# start of Supplied material

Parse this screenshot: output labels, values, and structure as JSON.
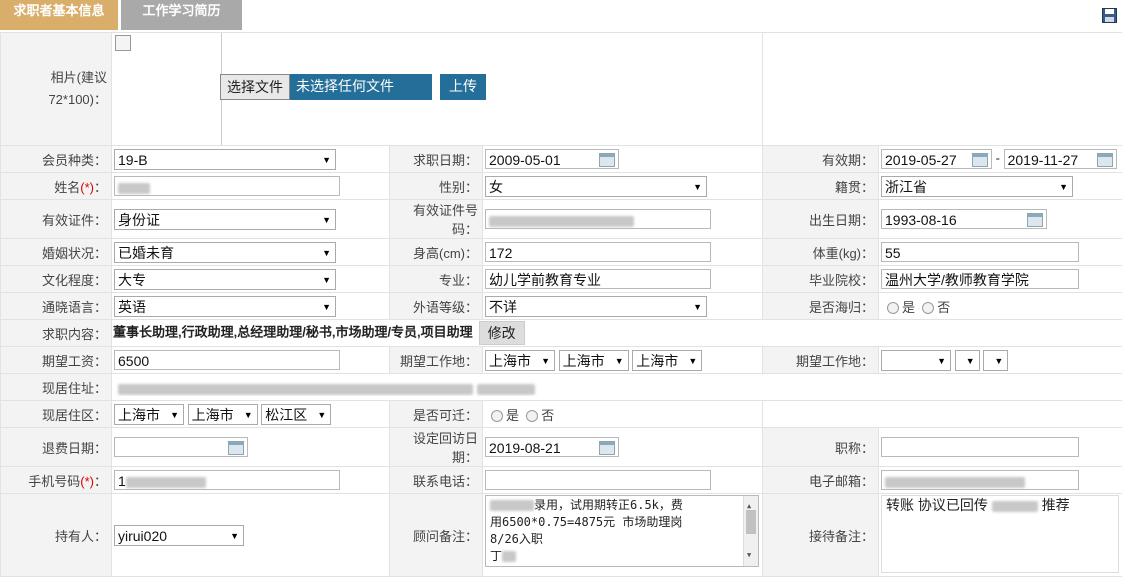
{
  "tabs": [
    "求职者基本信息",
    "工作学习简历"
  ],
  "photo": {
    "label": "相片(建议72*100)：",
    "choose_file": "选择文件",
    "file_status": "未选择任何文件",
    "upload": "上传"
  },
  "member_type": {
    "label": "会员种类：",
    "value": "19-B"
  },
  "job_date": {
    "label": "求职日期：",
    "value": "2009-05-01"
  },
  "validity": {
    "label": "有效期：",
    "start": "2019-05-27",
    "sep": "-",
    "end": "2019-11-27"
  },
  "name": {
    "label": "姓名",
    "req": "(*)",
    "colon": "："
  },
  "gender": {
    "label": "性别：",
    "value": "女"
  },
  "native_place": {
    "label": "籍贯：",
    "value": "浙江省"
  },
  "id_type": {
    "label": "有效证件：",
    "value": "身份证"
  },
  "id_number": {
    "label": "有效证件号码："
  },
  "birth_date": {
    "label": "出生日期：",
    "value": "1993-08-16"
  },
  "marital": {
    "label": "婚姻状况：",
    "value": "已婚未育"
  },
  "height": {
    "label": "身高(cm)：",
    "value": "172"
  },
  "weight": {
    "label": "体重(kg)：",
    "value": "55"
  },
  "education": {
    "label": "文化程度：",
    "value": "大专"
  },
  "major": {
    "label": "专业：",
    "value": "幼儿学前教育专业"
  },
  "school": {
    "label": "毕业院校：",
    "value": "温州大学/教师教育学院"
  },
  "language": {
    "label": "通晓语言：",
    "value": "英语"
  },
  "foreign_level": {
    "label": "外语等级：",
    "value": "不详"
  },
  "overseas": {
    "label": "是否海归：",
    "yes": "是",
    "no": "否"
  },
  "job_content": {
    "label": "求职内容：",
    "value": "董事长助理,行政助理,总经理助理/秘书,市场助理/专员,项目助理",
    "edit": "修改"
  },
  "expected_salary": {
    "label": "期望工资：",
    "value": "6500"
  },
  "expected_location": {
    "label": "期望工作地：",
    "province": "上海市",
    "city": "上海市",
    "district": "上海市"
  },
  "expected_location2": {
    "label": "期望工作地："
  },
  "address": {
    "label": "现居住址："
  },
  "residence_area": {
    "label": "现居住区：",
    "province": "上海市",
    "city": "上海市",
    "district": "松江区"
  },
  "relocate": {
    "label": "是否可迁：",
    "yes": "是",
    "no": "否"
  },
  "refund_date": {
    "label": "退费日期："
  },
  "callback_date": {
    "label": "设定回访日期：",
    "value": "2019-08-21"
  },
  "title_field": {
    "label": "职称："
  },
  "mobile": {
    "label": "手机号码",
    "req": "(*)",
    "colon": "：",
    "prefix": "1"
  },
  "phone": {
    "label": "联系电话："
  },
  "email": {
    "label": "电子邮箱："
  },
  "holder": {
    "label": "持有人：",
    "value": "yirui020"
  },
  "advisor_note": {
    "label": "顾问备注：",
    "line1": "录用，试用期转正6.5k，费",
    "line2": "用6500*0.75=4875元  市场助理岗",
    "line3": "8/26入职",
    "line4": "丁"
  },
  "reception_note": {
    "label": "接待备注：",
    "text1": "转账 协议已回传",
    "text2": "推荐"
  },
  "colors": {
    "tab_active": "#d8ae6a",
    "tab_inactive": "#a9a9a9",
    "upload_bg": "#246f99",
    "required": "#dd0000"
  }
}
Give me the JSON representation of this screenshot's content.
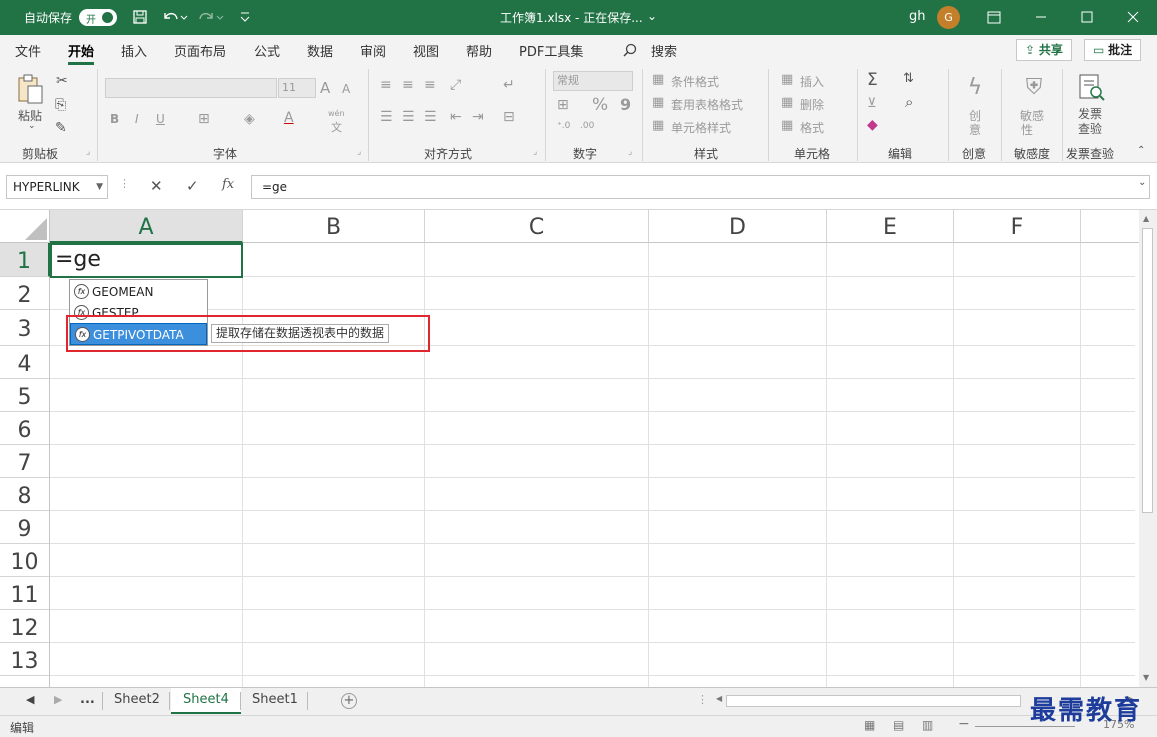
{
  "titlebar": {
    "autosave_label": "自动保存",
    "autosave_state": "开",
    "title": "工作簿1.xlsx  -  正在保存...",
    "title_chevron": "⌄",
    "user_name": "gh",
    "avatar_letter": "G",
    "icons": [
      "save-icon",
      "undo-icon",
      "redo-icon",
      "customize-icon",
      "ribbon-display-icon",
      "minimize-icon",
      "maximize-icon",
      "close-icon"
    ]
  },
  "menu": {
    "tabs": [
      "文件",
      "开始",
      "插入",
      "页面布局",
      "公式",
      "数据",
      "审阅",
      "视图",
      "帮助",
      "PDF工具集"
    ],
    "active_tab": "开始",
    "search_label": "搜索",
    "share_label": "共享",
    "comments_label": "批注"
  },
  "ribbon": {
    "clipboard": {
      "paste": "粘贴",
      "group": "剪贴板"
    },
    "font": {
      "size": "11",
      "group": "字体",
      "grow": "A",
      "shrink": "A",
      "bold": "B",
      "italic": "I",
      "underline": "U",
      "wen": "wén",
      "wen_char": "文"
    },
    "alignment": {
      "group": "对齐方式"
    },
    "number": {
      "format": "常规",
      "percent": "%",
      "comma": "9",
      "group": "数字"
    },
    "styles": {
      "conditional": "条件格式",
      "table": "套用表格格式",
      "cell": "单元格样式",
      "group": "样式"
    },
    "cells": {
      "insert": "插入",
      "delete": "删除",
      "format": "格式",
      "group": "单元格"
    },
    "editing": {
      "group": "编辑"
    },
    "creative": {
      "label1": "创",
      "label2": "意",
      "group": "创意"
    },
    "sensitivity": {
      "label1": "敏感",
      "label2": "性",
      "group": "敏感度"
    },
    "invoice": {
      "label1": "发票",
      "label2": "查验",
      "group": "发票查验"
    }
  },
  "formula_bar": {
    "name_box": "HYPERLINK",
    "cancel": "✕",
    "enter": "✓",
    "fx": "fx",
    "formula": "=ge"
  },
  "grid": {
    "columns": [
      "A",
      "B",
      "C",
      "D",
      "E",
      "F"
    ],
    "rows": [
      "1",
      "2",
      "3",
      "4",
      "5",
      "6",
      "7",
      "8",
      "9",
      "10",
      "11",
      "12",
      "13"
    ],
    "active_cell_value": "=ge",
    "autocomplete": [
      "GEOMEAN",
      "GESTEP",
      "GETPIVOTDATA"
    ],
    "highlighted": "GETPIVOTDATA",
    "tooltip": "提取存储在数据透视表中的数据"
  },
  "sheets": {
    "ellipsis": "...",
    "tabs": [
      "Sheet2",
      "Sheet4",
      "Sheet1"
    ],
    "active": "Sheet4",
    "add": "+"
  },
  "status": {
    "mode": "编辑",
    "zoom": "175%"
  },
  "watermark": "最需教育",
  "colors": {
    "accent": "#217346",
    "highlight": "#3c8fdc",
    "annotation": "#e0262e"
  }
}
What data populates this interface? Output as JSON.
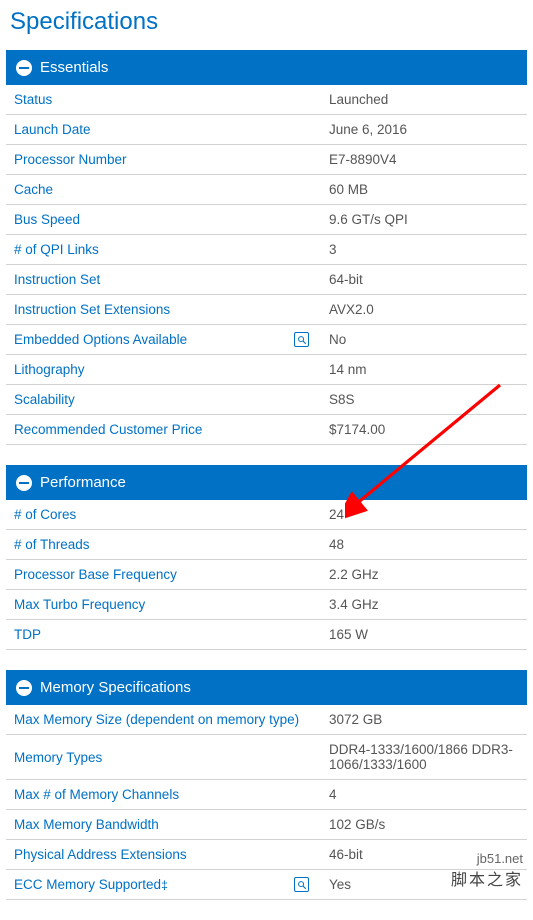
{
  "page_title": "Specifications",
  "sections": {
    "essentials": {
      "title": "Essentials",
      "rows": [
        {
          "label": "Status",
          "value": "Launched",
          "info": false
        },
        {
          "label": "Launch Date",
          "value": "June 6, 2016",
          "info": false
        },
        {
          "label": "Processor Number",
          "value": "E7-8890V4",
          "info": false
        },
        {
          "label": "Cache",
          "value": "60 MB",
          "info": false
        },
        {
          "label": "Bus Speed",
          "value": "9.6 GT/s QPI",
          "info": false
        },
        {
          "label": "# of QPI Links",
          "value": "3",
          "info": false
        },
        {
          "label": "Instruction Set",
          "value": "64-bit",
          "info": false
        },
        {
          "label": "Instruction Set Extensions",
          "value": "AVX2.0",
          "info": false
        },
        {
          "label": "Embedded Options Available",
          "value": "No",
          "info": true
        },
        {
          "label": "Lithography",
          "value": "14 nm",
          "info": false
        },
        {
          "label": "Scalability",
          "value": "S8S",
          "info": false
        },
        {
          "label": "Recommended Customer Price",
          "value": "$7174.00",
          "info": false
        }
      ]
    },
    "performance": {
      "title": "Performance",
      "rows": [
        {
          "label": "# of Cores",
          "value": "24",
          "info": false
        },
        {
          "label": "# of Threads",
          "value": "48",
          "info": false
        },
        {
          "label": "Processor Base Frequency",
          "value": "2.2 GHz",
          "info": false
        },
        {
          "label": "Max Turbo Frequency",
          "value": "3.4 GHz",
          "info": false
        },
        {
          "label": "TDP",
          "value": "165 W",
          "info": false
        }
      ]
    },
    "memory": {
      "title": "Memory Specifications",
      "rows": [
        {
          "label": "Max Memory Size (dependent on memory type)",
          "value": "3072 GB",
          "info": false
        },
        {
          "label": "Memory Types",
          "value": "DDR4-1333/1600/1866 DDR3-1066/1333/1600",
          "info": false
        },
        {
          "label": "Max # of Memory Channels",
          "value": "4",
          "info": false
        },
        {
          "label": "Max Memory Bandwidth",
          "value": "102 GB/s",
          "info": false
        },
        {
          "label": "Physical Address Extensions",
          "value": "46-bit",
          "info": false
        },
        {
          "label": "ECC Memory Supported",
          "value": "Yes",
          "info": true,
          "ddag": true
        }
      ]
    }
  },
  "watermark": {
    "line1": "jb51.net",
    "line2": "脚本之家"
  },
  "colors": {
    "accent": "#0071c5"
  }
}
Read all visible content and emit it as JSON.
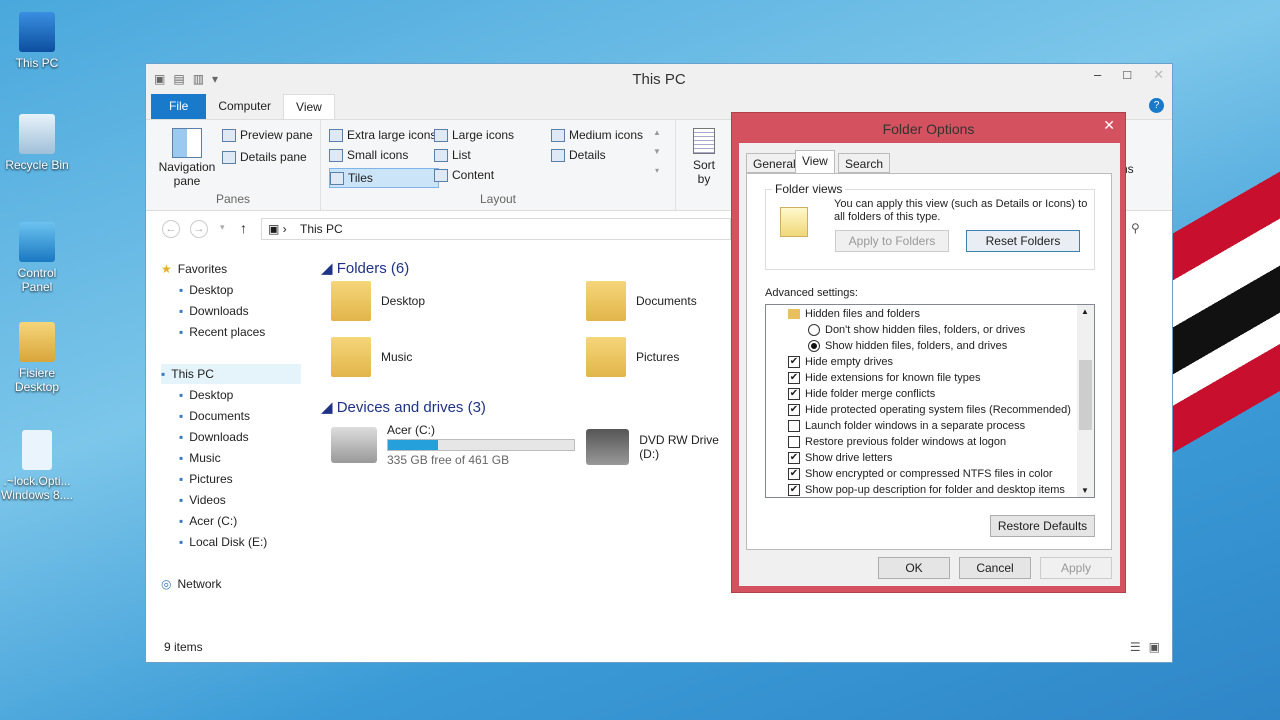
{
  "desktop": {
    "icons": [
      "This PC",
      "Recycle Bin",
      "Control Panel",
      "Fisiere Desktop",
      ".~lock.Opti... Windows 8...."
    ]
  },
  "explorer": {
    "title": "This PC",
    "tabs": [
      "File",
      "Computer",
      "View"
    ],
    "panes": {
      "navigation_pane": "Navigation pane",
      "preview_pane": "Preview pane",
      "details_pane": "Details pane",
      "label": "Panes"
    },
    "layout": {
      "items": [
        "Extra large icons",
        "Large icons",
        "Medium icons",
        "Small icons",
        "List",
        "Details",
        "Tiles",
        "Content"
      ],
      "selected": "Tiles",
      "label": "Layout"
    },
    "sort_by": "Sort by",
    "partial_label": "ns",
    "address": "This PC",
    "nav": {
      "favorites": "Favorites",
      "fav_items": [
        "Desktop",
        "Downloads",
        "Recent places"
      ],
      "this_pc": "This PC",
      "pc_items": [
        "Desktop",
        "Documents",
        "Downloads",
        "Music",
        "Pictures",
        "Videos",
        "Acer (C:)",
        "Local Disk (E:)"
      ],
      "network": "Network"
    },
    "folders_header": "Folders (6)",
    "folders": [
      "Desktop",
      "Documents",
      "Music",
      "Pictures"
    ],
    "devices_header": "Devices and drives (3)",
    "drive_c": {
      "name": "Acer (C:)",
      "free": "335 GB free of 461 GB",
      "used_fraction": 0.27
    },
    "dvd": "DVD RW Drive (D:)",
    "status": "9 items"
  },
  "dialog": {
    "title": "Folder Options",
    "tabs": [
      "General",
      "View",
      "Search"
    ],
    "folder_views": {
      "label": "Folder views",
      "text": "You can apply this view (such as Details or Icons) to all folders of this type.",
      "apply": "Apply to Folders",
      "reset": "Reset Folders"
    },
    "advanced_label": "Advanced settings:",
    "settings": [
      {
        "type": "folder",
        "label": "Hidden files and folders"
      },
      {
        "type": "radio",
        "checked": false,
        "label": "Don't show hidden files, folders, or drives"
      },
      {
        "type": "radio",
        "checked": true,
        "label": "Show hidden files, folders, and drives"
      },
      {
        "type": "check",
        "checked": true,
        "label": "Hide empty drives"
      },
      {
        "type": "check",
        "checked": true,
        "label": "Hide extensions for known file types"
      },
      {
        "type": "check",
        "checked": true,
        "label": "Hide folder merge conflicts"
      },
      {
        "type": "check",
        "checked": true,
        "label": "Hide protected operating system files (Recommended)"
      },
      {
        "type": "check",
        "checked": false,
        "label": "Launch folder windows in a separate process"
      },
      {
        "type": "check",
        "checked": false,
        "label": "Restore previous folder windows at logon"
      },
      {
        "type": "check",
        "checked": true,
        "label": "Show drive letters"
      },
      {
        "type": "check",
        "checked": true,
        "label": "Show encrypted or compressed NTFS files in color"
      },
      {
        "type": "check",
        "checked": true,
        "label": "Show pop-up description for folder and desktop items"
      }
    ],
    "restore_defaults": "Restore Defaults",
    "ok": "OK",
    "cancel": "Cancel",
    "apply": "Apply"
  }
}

# end of Supplied material

◆ **Directions for this task**:
Locate and copy each line in the data above that includes the word "Recommended".

◆ **Exercise output**:
          "label": "Recommended Customer Price",
        "label": "Hide protected operating system files (Recommended)"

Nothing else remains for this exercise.